**PROBLEM STATEMENT:**
Each entry must be given again exactly; images do not belong in the copy.
──────────
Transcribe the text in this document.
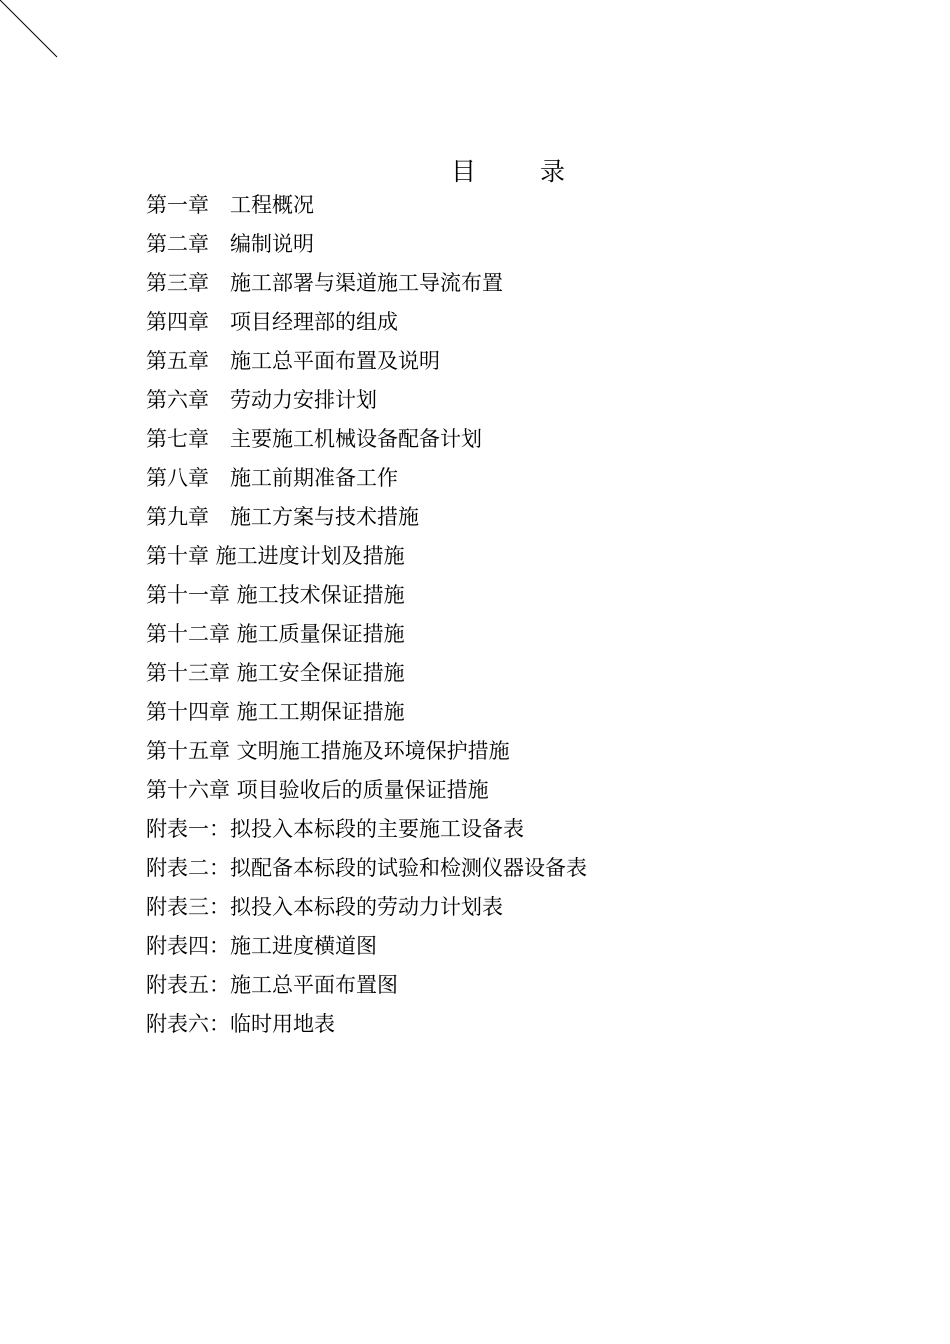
目	录
第一章　工程概况
第二章　编制说明
第三章　施工部署与渠道施工导流布置
第四章　项目经理部的组成
第五章　施工总平面布置及说明
第六章　劳动力安排计划
第七章　主要施工机械设备配备计划
第八章　施工前期准备工作
第九章　施工方案与技术措施
第十章 施工进度计划及措施
第十一章 施工技术保证措施
第十二章 施工质量保证措施
第十三章 施工安全保证措施
第十四章 施工工期保证措施
第十五章 文明施工措施及环境保护措施
第十六章 项目验收后的质量保证措施
附表一：拟投入本标段的主要施工设备表
附表二：拟配备本标段的试验和检测仪器设备表
附表三：拟投入本标段的劳动力计划表
附表四：施工进度横道图
附表五：施工总平面布置图
附表六：临时用地表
──────────
**SOLUTION TO THIS EXERCISE:**
Transcribe the text in this document.
目	录
第一章　工程概况
第二章　编制说明
第三章　施工部署与渠道施工导流布置
第四章　项目经理部的组成
第五章　施工总平面布置及说明
第六章　劳动力安排计划
第七章　主要施工机械设备配备计划
第八章　施工前期准备工作
第九章　施工方案与技术措施
第十章 施工进度计划及措施
第十一章 施工技术保证措施
第十二章 施工质量保证措施
第十三章 施工安全保证措施
第十四章 施工工期保证措施
第十五章 文明施工措施及环境保护措施
第十六章 项目验收后的质量保证措施
附表一：拟投入本标段的主要施工设备表
附表二：拟配备本标段的试验和检测仪器设备表
附表三：拟投入本标段的劳动力计划表
附表四：施工进度横道图
附表五：施工总平面布置图
附表六：临时用地表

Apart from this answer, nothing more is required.